Excerpts from a figure dataset:
▬▬▬

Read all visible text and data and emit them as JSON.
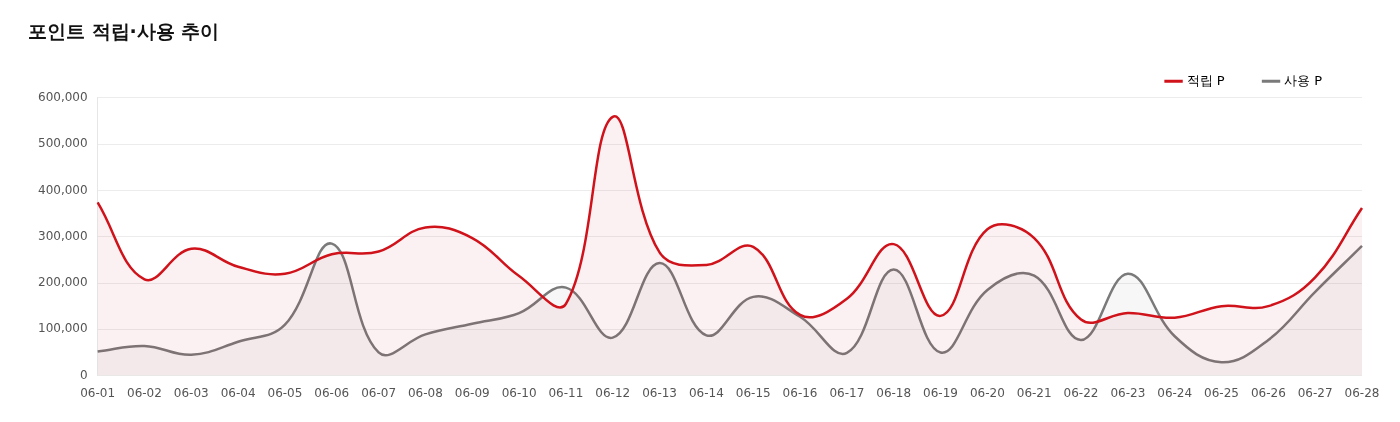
{
  "chart_data": {
    "type": "area",
    "title": "포인트 적립·사용 추이",
    "categories": [
      "06-01",
      "06-02",
      "06-03",
      "06-04",
      "06-05",
      "06-06",
      "06-07",
      "06-08",
      "06-09",
      "06-10",
      "06-11",
      "06-12",
      "06-13",
      "06-14",
      "06-15",
      "06-16",
      "06-17",
      "06-18",
      "06-19",
      "06-20",
      "06-21",
      "06-22",
      "06-23",
      "06-24",
      "06-25",
      "06-26",
      "06-27",
      "06-28"
    ],
    "series": [
      {
        "name": "적립 P",
        "color": "#d0121b",
        "values": [
          374000,
          208000,
          274000,
          235000,
          220000,
          262000,
          268000,
          320000,
          297000,
          215000,
          155000,
          559000,
          266000,
          239000,
          278000,
          131000,
          166000,
          284000,
          129000,
          316000,
          297000,
          121000,
          135000,
          125000,
          150000,
          150000,
          212000,
          362000
        ]
      },
      {
        "name": "사용 P",
        "color": "#7a7a7a",
        "values": [
          52000,
          64000,
          45000,
          73000,
          110000,
          285000,
          50000,
          89000,
          112000,
          135000,
          190000,
          82000,
          243000,
          87000,
          170000,
          127000,
          49000,
          229000,
          50000,
          185000,
          216000,
          77000,
          220000,
          85000,
          29000,
          77000,
          181000,
          280000
        ]
      }
    ],
    "ylim": [
      0,
      600000
    ],
    "yticks": [
      {
        "value": 0,
        "label": "0"
      },
      {
        "value": 100000,
        "label": "100,000"
      },
      {
        "value": 200000,
        "label": "200,000"
      },
      {
        "value": 300000,
        "label": "300,000"
      },
      {
        "value": 400000,
        "label": "400,000"
      },
      {
        "value": 500000,
        "label": "500,000"
      },
      {
        "value": 600000,
        "label": "600,000"
      }
    ],
    "grid": "y",
    "legend": "top right",
    "marker": "none",
    "line_style": "solid"
  }
}
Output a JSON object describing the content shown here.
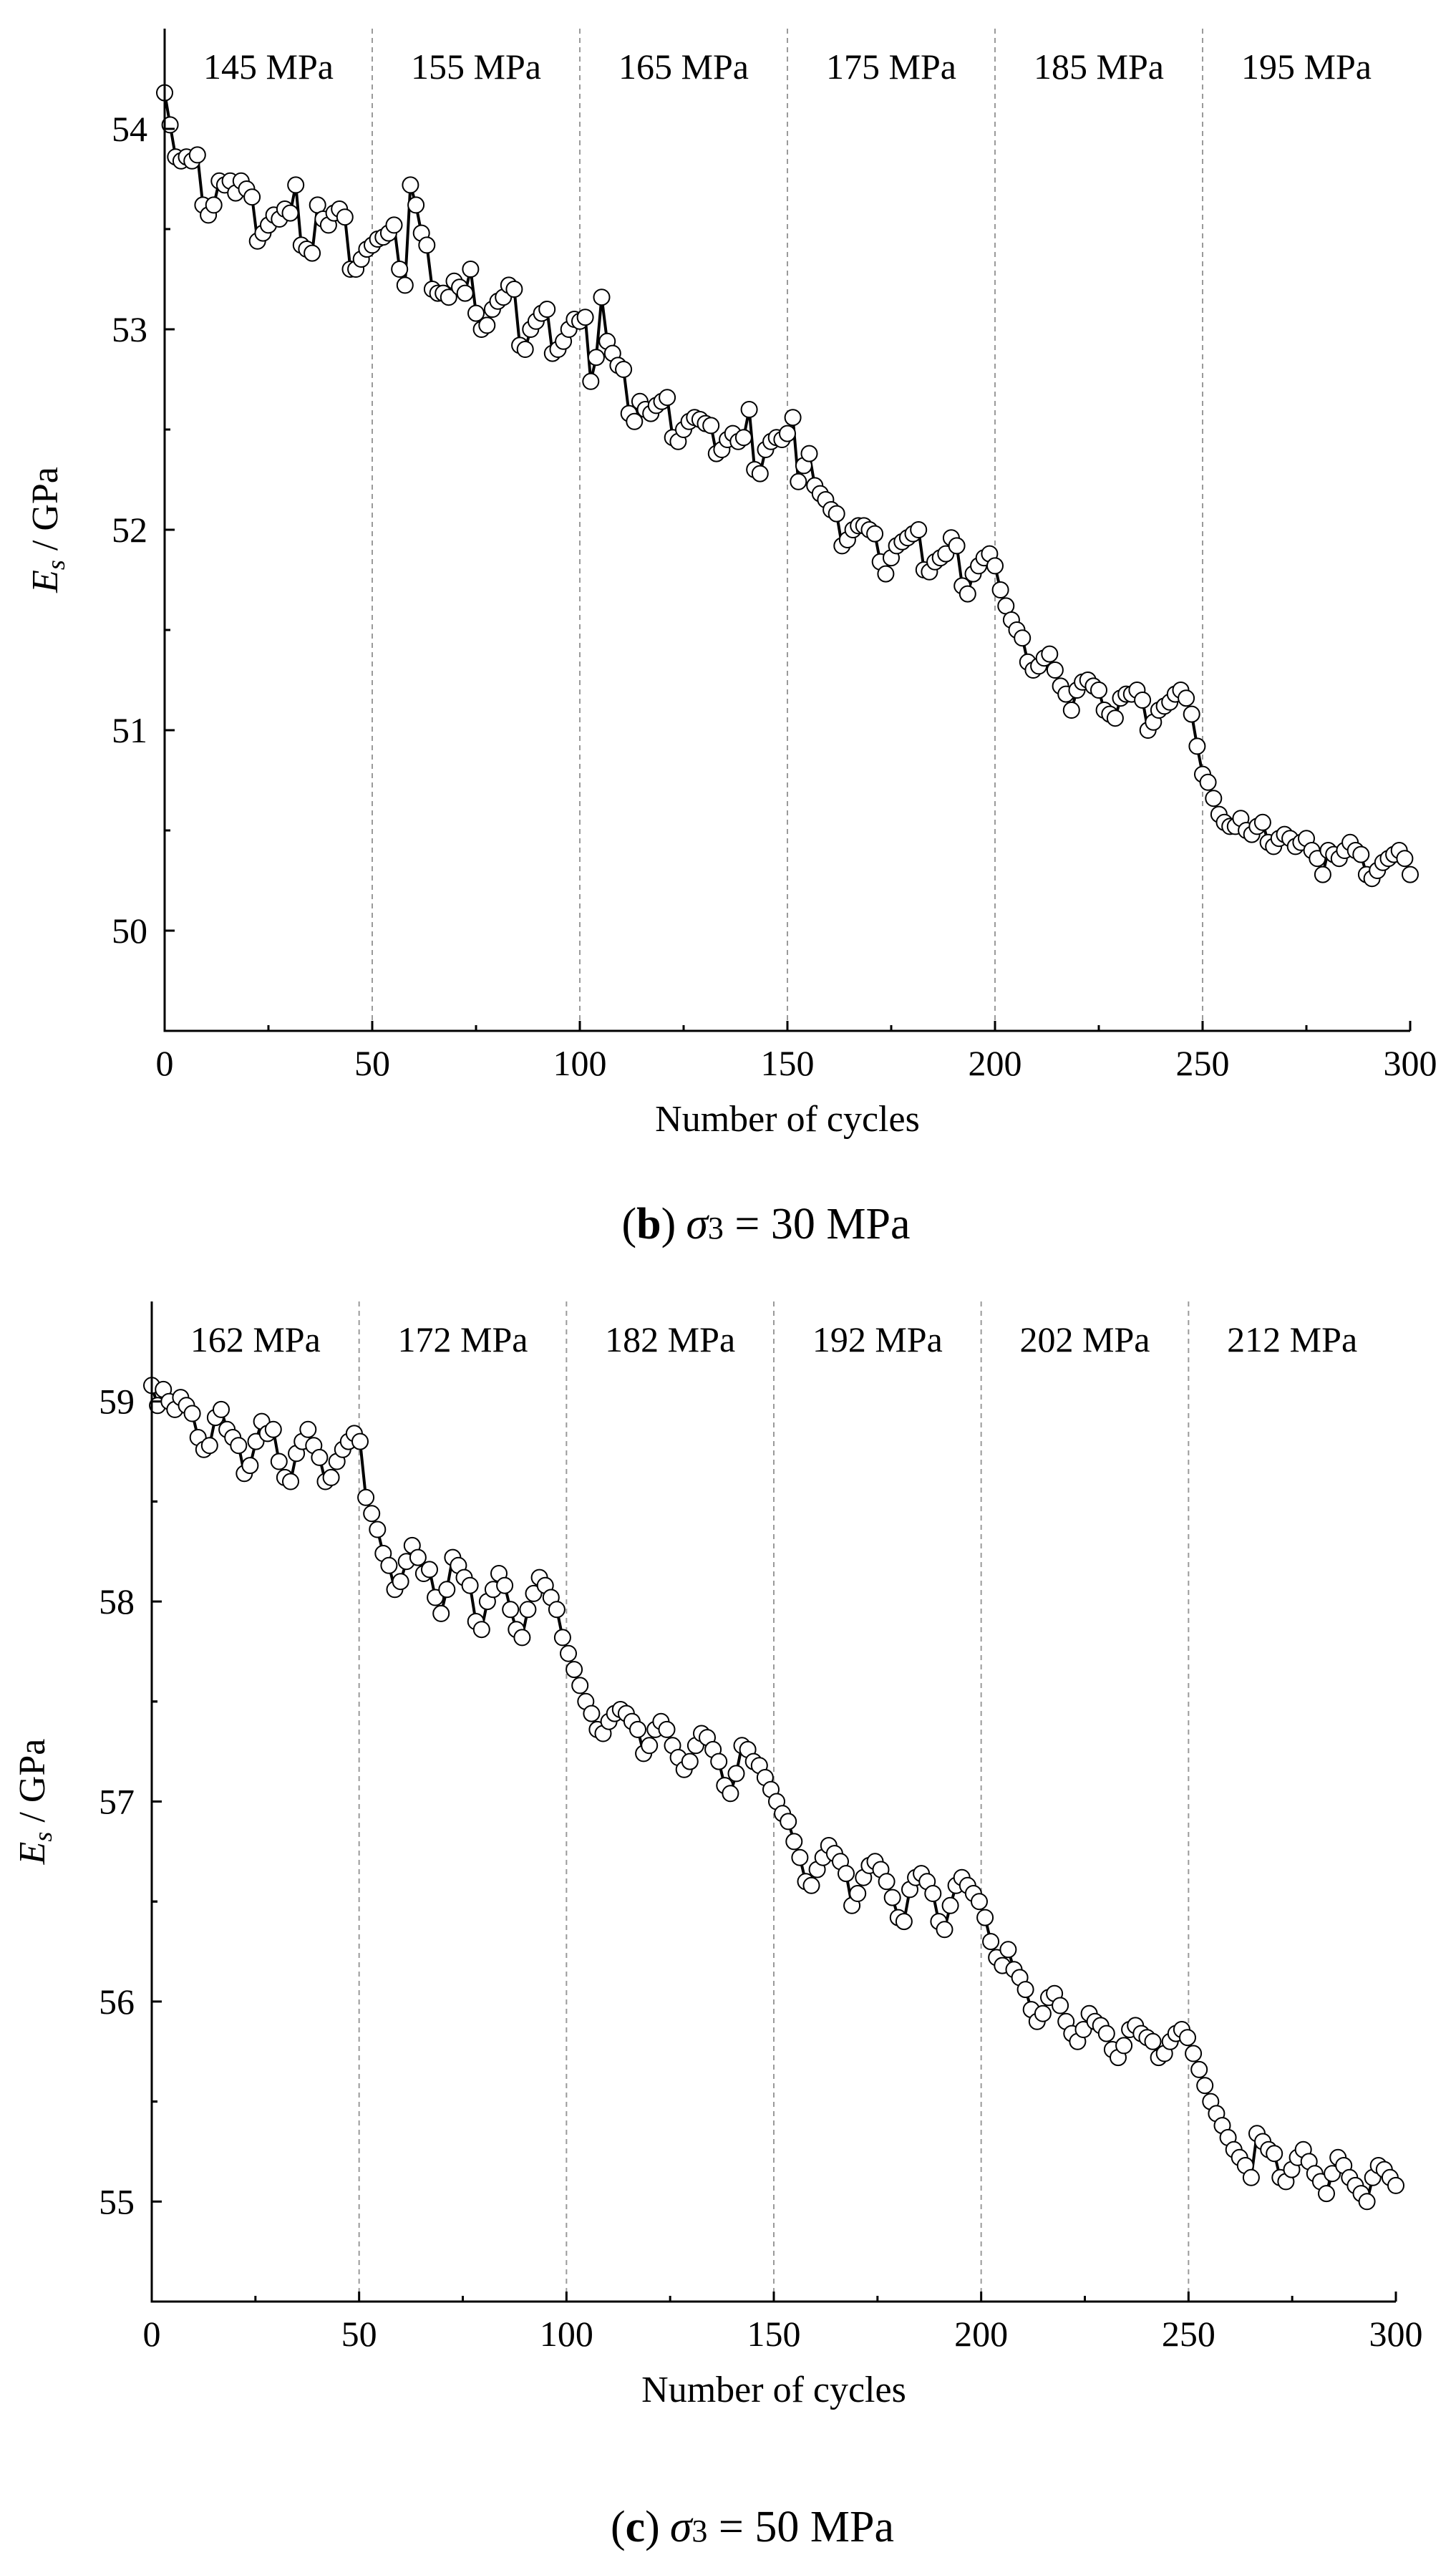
{
  "chart_data": [
    {
      "id": "b",
      "type": "scatter",
      "caption": {
        "open": "(",
        "letter": "b",
        "close": ")",
        "symbol": "σ",
        "sub": "3",
        "rest": " = 30 MPa"
      },
      "xlabel": "Number of cycles",
      "ylabel": {
        "main": "E",
        "sub": "s",
        "rest": " / GPa"
      },
      "xlim": [
        0,
        300
      ],
      "ylim": [
        49.5,
        54.5
      ],
      "xticks": [
        0,
        50,
        100,
        150,
        200,
        250,
        300
      ],
      "yticks": [
        50,
        51,
        52,
        53,
        54
      ],
      "stage_boundaries": [
        50,
        100,
        150,
        200,
        250
      ],
      "stage_labels": [
        {
          "x": 25,
          "label": "145 MPa"
        },
        {
          "x": 75,
          "label": "155 MPa"
        },
        {
          "x": 125,
          "label": "165 MPa"
        },
        {
          "x": 175,
          "label": "175 MPa"
        },
        {
          "x": 225,
          "label": "185 MPa"
        },
        {
          "x": 275,
          "label": "195 MPa"
        }
      ],
      "series": [
        {
          "name": "Es",
          "values": [
            54.18,
            54.02,
            53.86,
            53.84,
            53.86,
            53.84,
            53.87,
            53.62,
            53.57,
            53.62,
            53.74,
            53.72,
            53.74,
            53.68,
            53.74,
            53.7,
            53.66,
            53.44,
            53.48,
            53.52,
            53.57,
            53.55,
            53.6,
            53.58,
            53.72,
            53.42,
            53.4,
            53.38,
            53.62,
            53.55,
            53.52,
            53.58,
            53.6,
            53.56,
            53.3,
            53.3,
            53.35,
            53.4,
            53.42,
            53.45,
            53.46,
            53.48,
            53.52,
            53.3,
            53.22,
            53.72,
            53.62,
            53.48,
            53.42,
            53.2,
            53.18,
            53.18,
            53.16,
            53.24,
            53.21,
            53.18,
            53.3,
            53.08,
            53.0,
            53.02,
            53.1,
            53.14,
            53.16,
            53.22,
            53.2,
            52.92,
            52.9,
            53.0,
            53.04,
            53.08,
            53.1,
            52.88,
            52.9,
            52.94,
            53.0,
            53.05,
            53.04,
            53.06,
            52.74,
            52.86,
            53.16,
            52.94,
            52.88,
            52.82,
            52.8,
            52.58,
            52.54,
            52.64,
            52.6,
            52.58,
            52.62,
            52.64,
            52.66,
            52.46,
            52.44,
            52.5,
            52.54,
            52.56,
            52.55,
            52.53,
            52.52,
            52.38,
            52.4,
            52.45,
            52.48,
            52.44,
            52.46,
            52.6,
            52.3,
            52.28,
            52.4,
            52.44,
            52.46,
            52.45,
            52.48,
            52.56,
            52.24,
            52.32,
            52.38,
            52.22,
            52.18,
            52.15,
            52.1,
            52.08,
            51.92,
            51.95,
            52.0,
            52.02,
            52.02,
            52.0,
            51.98,
            51.84,
            51.78,
            51.86,
            51.92,
            51.94,
            51.96,
            51.98,
            52.0,
            51.8,
            51.79,
            51.84,
            51.86,
            51.88,
            51.96,
            51.92,
            51.72,
            51.68,
            51.78,
            51.82,
            51.86,
            51.88,
            51.82,
            51.7,
            51.62,
            51.55,
            51.5,
            51.46,
            51.34,
            51.3,
            51.32,
            51.36,
            51.38,
            51.3,
            51.22,
            51.18,
            51.1,
            51.2,
            51.24,
            51.25,
            51.22,
            51.2,
            51.1,
            51.08,
            51.06,
            51.16,
            51.18,
            51.18,
            51.2,
            51.15,
            51.0,
            51.04,
            51.1,
            51.12,
            51.14,
            51.18,
            51.2,
            51.16,
            51.08,
            50.92,
            50.78,
            50.74,
            50.66,
            50.58,
            50.54,
            50.52,
            50.52,
            50.56,
            50.5,
            50.48,
            50.52,
            50.54,
            50.44,
            50.42,
            50.46,
            50.48,
            50.46,
            50.42,
            50.44,
            50.46,
            50.4,
            50.36,
            50.28,
            50.4,
            50.38,
            50.36,
            50.4,
            50.44,
            50.4,
            50.38,
            50.28,
            50.26,
            50.3,
            50.34,
            50.36,
            50.38,
            50.4,
            50.36,
            50.28
          ]
        }
      ]
    },
    {
      "id": "c",
      "type": "scatter",
      "caption": {
        "open": "(",
        "letter": "c",
        "close": ")",
        "symbol": "σ",
        "sub": "3",
        "rest": " = 50 MPa"
      },
      "xlabel": "Number of cycles",
      "ylabel": {
        "main": "E",
        "sub": "s",
        "rest": " / GPa"
      },
      "xlim": [
        0,
        300
      ],
      "ylim": [
        54.5,
        59.5
      ],
      "xticks": [
        0,
        50,
        100,
        150,
        200,
        250,
        300
      ],
      "yticks": [
        55,
        56,
        57,
        58,
        59
      ],
      "stage_boundaries": [
        50,
        100,
        150,
        200,
        250
      ],
      "stage_labels": [
        {
          "x": 25,
          "label": "162 MPa"
        },
        {
          "x": 75,
          "label": "172 MPa"
        },
        {
          "x": 125,
          "label": "182 MPa"
        },
        {
          "x": 175,
          "label": "192 MPa"
        },
        {
          "x": 225,
          "label": "202 MPa"
        },
        {
          "x": 275,
          "label": "212 MPa"
        }
      ],
      "series": [
        {
          "name": "Es",
          "values": [
            59.08,
            58.98,
            59.06,
            59.0,
            58.96,
            59.02,
            58.98,
            58.94,
            58.82,
            58.76,
            58.78,
            58.92,
            58.96,
            58.86,
            58.82,
            58.78,
            58.64,
            58.68,
            58.8,
            58.9,
            58.84,
            58.86,
            58.7,
            58.62,
            58.6,
            58.74,
            58.8,
            58.86,
            58.78,
            58.72,
            58.6,
            58.62,
            58.7,
            58.76,
            58.8,
            58.84,
            58.8,
            58.52,
            58.44,
            58.36,
            58.24,
            58.18,
            58.06,
            58.1,
            58.2,
            58.28,
            58.22,
            58.14,
            58.16,
            58.02,
            57.94,
            58.06,
            58.22,
            58.18,
            58.12,
            58.08,
            57.9,
            57.86,
            58.0,
            58.06,
            58.14,
            58.08,
            57.96,
            57.86,
            57.82,
            57.96,
            58.04,
            58.12,
            58.08,
            58.02,
            57.96,
            57.82,
            57.74,
            57.66,
            57.58,
            57.5,
            57.44,
            57.36,
            57.34,
            57.4,
            57.44,
            57.46,
            57.44,
            57.4,
            57.36,
            57.24,
            57.28,
            57.36,
            57.4,
            57.36,
            57.28,
            57.22,
            57.16,
            57.2,
            57.28,
            57.34,
            57.32,
            57.26,
            57.2,
            57.08,
            57.04,
            57.14,
            57.28,
            57.26,
            57.2,
            57.18,
            57.12,
            57.06,
            57.0,
            56.94,
            56.9,
            56.8,
            56.72,
            56.6,
            56.58,
            56.66,
            56.72,
            56.78,
            56.74,
            56.7,
            56.64,
            56.48,
            56.54,
            56.62,
            56.68,
            56.7,
            56.66,
            56.6,
            56.52,
            56.42,
            56.4,
            56.56,
            56.62,
            56.64,
            56.6,
            56.54,
            56.4,
            56.36,
            56.48,
            56.58,
            56.62,
            56.58,
            56.54,
            56.5,
            56.42,
            56.3,
            56.22,
            56.18,
            56.26,
            56.16,
            56.12,
            56.06,
            55.96,
            55.9,
            55.94,
            56.02,
            56.04,
            55.98,
            55.9,
            55.84,
            55.8,
            55.86,
            55.94,
            55.9,
            55.88,
            55.84,
            55.76,
            55.72,
            55.78,
            55.86,
            55.88,
            55.84,
            55.82,
            55.8,
            55.72,
            55.74,
            55.8,
            55.84,
            55.86,
            55.82,
            55.74,
            55.66,
            55.58,
            55.5,
            55.44,
            55.38,
            55.32,
            55.26,
            55.22,
            55.18,
            55.12,
            55.34,
            55.3,
            55.26,
            55.24,
            55.12,
            55.1,
            55.16,
            55.22,
            55.26,
            55.2,
            55.14,
            55.1,
            55.04,
            55.14,
            55.22,
            55.18,
            55.12,
            55.08,
            55.04,
            55.0,
            55.12,
            55.18,
            55.16,
            55.12,
            55.08
          ]
        }
      ]
    }
  ]
}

▬▬▬

(Task description): Determine the number of lines in these entries that contain the word "JSON", and write only that number.

(The reply): 2